# Provided data:
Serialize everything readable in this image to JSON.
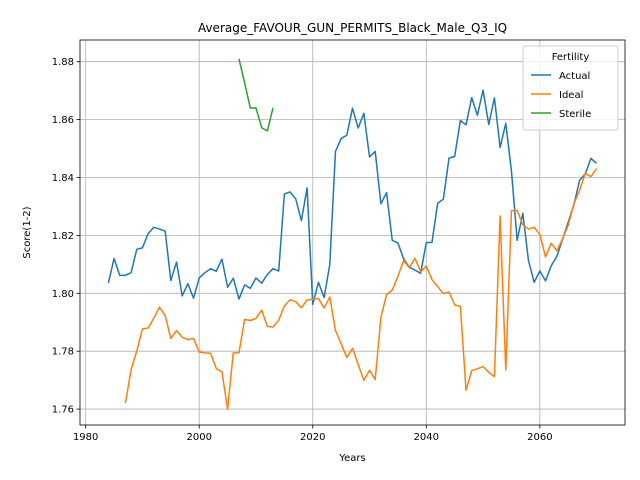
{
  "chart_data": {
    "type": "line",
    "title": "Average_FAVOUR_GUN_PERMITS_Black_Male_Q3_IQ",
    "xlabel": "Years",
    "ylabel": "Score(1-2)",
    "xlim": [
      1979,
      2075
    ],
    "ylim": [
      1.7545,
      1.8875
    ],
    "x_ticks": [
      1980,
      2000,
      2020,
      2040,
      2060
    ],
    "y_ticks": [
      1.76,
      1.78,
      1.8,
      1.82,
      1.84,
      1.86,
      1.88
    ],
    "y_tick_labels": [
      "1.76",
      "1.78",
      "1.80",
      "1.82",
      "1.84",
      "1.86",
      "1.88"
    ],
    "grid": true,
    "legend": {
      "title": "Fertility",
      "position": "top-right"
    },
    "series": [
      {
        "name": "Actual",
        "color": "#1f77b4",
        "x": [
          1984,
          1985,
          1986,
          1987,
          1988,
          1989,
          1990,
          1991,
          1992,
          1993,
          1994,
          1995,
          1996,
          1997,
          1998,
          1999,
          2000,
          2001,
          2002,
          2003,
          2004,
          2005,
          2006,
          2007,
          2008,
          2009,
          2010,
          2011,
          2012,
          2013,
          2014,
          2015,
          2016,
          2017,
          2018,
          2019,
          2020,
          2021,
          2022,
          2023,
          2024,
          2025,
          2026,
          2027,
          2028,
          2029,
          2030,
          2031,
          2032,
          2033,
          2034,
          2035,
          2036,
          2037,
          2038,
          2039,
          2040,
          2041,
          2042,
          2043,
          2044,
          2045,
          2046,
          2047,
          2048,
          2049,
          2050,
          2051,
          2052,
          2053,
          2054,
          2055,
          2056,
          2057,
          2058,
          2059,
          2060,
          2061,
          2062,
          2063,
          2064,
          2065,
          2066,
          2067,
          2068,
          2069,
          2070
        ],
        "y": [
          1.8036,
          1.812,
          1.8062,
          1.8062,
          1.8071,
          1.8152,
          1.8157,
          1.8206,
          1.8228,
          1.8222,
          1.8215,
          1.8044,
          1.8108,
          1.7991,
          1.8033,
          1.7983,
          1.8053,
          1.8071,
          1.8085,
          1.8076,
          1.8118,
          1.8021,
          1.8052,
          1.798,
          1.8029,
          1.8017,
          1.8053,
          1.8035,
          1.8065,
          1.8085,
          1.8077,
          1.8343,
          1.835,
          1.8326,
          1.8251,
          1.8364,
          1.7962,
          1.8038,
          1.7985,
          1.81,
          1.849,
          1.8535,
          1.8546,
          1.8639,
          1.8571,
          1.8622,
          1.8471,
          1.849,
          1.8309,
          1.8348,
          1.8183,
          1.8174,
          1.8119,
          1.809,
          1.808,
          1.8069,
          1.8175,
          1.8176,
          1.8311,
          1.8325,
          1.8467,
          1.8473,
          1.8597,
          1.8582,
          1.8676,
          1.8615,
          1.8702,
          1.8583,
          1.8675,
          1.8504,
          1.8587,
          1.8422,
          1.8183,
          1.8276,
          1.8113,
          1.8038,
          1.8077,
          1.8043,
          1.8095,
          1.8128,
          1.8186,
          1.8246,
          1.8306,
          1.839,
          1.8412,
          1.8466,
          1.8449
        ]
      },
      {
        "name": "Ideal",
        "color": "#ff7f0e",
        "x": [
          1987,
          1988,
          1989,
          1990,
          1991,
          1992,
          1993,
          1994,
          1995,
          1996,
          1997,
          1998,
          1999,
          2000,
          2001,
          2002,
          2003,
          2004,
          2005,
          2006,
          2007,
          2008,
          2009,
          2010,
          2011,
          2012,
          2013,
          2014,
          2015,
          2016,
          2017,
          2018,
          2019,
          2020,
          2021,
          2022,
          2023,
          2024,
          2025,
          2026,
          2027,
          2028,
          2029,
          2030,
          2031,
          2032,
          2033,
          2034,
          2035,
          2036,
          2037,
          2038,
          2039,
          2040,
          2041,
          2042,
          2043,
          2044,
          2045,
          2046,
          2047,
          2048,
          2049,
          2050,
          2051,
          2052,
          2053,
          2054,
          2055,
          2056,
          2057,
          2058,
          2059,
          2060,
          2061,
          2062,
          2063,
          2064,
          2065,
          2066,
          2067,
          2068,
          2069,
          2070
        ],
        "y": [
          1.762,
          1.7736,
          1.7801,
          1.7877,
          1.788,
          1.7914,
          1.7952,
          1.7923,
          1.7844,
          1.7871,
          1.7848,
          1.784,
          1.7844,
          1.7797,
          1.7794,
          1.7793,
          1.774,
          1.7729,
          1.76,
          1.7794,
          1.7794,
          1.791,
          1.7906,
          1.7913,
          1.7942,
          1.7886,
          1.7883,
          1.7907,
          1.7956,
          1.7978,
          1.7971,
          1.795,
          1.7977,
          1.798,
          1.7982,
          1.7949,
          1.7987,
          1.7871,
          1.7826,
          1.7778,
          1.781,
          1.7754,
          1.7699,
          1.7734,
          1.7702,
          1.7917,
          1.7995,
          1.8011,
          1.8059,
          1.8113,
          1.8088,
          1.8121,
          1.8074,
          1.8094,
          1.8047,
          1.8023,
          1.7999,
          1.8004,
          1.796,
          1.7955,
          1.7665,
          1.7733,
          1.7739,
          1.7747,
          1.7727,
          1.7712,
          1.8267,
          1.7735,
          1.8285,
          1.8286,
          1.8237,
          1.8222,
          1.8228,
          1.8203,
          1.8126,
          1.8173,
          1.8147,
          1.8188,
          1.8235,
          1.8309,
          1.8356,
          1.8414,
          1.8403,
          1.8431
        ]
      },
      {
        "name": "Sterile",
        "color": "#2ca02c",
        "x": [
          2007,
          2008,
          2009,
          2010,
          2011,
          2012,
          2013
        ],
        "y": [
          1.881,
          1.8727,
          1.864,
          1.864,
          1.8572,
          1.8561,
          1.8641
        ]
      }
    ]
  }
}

# Goal:
Whenever "title" turns up in a line, pick that line out.

# The result:
    "title": "Average_FAVOUR_GUN_PERMITS_Black_Male_Q3_IQ",
      "title": "Fertility",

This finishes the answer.